[Data excerpts]
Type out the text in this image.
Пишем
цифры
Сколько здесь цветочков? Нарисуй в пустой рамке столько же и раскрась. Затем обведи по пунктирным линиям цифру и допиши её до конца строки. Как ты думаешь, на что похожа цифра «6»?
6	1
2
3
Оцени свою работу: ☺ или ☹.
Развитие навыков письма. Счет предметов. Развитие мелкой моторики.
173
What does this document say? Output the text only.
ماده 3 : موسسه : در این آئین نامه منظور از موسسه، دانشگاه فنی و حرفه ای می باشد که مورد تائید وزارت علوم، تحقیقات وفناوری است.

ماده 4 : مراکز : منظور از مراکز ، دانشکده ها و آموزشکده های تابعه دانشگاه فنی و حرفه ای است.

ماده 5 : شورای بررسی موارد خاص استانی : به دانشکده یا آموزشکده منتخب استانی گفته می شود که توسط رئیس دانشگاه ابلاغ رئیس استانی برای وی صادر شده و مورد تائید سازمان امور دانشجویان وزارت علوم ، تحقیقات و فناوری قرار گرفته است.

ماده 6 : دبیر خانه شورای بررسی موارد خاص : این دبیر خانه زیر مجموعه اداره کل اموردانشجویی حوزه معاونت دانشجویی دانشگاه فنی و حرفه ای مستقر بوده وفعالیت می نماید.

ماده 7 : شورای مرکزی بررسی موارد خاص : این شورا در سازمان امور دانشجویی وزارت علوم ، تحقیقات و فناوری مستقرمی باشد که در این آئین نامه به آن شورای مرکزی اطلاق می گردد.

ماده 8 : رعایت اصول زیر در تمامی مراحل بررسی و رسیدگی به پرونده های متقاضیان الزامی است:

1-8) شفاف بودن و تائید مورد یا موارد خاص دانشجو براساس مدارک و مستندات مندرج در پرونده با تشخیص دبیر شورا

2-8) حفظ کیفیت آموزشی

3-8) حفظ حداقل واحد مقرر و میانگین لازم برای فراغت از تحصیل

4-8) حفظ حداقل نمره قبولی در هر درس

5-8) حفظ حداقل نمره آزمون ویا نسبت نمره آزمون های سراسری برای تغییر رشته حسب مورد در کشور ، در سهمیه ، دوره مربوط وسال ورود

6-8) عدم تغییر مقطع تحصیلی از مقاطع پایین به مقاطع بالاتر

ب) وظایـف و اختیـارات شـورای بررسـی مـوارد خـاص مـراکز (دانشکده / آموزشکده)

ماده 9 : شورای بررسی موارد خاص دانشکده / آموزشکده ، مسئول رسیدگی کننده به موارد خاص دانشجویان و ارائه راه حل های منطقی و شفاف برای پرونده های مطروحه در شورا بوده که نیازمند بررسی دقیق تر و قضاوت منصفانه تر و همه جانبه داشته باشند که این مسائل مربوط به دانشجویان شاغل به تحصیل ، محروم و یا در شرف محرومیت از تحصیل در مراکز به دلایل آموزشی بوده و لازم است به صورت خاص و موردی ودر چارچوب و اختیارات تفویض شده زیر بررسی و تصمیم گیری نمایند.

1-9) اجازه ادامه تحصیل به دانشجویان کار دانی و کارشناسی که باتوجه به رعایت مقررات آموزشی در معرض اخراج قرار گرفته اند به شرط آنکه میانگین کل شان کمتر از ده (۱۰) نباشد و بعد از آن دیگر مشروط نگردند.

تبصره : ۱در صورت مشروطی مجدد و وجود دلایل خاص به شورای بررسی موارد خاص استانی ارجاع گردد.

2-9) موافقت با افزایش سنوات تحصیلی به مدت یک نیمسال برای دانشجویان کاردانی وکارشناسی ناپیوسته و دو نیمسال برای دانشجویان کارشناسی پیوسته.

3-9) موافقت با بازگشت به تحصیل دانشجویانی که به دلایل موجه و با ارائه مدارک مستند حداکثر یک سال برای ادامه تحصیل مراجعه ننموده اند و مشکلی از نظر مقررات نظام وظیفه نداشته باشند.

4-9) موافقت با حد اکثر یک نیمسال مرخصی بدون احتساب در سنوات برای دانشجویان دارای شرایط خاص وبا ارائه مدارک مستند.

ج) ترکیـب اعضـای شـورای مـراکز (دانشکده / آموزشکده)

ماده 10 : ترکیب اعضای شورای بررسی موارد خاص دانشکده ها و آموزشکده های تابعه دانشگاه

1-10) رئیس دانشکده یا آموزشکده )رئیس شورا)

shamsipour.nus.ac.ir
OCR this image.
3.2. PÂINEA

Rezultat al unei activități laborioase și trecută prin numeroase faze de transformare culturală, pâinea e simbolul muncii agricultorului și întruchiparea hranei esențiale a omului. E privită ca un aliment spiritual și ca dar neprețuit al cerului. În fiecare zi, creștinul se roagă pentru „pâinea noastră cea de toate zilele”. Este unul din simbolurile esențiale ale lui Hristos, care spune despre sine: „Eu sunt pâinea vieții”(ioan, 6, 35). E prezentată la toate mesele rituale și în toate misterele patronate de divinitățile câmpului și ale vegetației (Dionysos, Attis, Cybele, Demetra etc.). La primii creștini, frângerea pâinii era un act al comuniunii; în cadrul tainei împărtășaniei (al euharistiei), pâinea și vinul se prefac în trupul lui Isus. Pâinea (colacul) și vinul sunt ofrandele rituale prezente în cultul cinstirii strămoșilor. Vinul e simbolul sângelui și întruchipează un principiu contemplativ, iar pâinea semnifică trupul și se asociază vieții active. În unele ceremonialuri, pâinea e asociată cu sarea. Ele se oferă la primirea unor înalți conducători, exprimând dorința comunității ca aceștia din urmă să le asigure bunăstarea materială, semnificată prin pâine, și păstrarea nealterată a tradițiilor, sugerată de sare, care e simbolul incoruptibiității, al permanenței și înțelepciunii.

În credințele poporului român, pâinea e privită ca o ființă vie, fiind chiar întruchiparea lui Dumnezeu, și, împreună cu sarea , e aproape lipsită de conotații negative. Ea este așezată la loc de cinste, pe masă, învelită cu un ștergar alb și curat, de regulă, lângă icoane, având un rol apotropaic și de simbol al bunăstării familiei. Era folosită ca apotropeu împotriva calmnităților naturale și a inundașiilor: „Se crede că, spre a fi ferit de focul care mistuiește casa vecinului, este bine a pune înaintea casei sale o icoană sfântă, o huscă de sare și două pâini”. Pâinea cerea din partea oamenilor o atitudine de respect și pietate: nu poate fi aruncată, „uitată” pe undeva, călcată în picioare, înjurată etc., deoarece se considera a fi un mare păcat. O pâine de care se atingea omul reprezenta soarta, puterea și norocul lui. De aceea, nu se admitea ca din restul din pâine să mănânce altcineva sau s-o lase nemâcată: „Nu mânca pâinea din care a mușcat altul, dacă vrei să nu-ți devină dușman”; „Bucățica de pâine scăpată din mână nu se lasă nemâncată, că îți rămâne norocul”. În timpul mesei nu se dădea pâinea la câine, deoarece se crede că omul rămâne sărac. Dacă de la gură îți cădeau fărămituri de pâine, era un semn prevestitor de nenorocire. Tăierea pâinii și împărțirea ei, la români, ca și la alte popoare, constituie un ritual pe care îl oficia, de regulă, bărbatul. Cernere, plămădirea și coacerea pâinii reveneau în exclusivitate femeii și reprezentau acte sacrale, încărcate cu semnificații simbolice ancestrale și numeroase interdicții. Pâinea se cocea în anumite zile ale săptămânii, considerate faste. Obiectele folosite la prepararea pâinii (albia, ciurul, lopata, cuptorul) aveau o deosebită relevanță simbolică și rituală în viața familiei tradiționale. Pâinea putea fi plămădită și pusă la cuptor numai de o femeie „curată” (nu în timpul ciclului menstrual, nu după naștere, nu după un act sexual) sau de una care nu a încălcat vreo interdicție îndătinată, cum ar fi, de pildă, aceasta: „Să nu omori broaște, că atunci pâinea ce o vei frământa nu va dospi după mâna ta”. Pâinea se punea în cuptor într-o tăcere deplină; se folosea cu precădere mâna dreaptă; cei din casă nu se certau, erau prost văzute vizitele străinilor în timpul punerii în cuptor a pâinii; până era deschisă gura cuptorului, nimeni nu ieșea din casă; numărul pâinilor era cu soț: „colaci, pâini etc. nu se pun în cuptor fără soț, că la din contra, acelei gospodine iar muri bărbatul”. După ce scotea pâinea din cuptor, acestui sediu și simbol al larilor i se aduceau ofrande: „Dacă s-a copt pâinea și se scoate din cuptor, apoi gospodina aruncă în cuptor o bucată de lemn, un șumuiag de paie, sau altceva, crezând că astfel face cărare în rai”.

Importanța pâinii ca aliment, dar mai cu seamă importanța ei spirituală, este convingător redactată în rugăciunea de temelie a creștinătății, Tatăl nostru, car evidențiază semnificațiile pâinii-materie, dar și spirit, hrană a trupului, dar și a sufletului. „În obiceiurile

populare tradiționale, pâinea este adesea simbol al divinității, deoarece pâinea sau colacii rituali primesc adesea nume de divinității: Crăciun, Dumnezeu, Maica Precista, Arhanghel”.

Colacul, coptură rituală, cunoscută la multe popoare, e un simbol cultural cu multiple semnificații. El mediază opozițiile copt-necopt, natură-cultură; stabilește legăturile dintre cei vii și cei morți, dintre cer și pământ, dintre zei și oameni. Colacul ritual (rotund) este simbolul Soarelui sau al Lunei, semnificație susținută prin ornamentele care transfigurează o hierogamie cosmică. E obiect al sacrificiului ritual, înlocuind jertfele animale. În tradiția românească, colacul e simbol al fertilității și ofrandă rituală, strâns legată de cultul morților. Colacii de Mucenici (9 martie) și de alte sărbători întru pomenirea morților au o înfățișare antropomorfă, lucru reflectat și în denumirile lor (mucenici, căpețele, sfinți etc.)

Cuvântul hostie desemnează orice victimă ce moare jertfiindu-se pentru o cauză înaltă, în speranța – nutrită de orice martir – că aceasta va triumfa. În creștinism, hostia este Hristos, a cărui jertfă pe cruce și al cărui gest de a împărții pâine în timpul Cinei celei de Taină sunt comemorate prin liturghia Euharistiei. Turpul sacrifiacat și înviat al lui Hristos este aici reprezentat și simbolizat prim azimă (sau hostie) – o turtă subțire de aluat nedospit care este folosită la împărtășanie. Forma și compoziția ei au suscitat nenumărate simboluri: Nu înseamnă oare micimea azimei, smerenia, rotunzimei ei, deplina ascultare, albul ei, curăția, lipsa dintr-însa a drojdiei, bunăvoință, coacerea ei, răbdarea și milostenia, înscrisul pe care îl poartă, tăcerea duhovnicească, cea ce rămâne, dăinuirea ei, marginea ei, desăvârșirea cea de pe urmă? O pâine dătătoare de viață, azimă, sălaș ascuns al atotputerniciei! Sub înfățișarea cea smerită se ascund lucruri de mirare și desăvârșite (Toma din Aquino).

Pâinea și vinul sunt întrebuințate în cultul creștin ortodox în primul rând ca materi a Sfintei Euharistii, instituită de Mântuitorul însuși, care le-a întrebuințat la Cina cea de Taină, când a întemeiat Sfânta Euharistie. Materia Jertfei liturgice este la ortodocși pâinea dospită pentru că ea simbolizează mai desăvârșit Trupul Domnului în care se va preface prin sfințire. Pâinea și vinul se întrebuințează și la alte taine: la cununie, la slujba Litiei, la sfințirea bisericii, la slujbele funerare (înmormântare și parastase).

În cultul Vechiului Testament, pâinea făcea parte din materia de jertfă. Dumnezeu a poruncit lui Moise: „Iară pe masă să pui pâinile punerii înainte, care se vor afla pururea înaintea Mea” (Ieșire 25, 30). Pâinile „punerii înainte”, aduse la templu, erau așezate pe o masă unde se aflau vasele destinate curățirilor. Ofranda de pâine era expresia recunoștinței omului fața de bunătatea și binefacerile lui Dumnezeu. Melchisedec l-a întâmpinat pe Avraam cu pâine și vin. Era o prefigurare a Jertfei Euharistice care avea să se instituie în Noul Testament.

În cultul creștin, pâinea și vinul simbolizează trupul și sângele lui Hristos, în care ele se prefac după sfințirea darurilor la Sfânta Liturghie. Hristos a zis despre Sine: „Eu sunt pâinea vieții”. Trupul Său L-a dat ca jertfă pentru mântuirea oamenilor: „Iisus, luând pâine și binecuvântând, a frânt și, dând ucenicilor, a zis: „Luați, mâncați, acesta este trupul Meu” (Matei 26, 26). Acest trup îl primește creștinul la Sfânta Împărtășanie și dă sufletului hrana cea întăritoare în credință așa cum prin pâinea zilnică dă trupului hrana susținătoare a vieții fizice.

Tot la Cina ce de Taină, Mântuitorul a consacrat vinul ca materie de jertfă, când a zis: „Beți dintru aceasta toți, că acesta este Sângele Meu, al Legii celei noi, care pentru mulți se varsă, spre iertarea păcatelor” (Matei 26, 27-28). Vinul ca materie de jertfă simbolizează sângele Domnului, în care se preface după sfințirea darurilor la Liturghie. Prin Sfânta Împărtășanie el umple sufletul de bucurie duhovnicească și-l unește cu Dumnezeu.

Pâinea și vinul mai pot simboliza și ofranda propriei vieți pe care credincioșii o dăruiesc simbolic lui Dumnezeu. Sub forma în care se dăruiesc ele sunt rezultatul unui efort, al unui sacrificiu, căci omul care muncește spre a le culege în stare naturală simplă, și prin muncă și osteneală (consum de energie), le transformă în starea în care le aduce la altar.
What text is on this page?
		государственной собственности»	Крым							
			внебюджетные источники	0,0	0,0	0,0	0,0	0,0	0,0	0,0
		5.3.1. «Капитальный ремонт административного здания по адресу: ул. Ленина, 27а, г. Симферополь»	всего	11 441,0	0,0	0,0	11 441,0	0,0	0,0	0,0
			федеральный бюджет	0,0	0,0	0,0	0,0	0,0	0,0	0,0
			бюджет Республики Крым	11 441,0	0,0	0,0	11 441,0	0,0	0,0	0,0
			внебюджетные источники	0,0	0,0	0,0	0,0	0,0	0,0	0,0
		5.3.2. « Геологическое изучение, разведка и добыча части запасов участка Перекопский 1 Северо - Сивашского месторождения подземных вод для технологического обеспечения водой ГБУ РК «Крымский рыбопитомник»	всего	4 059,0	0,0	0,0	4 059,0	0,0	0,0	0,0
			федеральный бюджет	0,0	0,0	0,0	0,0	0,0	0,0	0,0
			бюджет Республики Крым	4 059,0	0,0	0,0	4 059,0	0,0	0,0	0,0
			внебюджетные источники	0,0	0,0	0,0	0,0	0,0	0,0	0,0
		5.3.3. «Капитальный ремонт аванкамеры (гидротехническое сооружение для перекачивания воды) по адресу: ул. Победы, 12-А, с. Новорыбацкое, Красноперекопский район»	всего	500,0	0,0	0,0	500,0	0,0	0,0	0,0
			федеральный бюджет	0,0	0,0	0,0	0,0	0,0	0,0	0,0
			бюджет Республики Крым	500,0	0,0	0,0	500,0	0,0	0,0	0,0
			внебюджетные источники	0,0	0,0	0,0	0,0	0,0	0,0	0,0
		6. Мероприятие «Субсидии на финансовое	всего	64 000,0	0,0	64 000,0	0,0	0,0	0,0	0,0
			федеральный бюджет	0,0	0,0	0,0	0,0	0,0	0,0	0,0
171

**DIRECTIVE**:
Print only the lines from the one with "What text is on this page?" to the end of the records, both included.

**TASK RESPONSE**:
What text is on this page?
		государственной собственности»	Крым							
			внебюджетные источники	0,0	0,0	0,0	0,0	0,0	0,0	0,0
		5.3.1. «Капитальный ремонт административного здания по адресу: ул. Ленина, 27а, г. Симферополь»	всего	11 441,0	0,0	0,0	11 441,0	0,0	0,0	0,0
			федеральный бюджет	0,0	0,0	0,0	0,0	0,0	0,0	0,0
			бюджет Республики Крым	11 441,0	0,0	0,0	11 441,0	0,0	0,0	0,0
			внебюджетные источники	0,0	0,0	0,0	0,0	0,0	0,0	0,0
		5.3.2. « Геологическое изучение, разведка и добыча части запасов участка Перекопский 1 Северо - Сивашского месторождения подземных вод для технологического обеспечения водой ГБУ РК «Крымский рыбопитомник»	всего	4 059,0	0,0	0,0	4 059,0	0,0	0,0	0,0
			федеральный бюджет	0,0	0,0	0,0	0,0	0,0	0,0	0,0
			бюджет Республики Крым	4 059,0	0,0	0,0	4 059,0	0,0	0,0	0,0
			внебюджетные источники	0,0	0,0	0,0	0,0	0,0	0,0	0,0
		5.3.3. «Капитальный ремонт аванкамеры (гидротехническое сооружение для перекачивания воды) по адресу: ул. Победы, 12-А, с. Новорыбацкое, Красноперекопский район»	всего	500,0	0,0	0,0	500,0	0,0	0,0	0,0
			федеральный бюджет	0,0	0,0	0,0	0,0	0,0	0,0	0,0
			бюджет Республики Крым	500,0	0,0	0,0	500,0	0,0	0,0	0,0
			внебюджетные источники	0,0	0,0	0,0	0,0	0,0	0,0	0,0
		6. Мероприятие «Субсидии на финансовое	всего	64 000,0	0,0	64 000,0	0,0	0,0	0,0	0,0
			федеральный бюджет	0,0	0,0	0,0	0,0	0,0	0,0	0,0
171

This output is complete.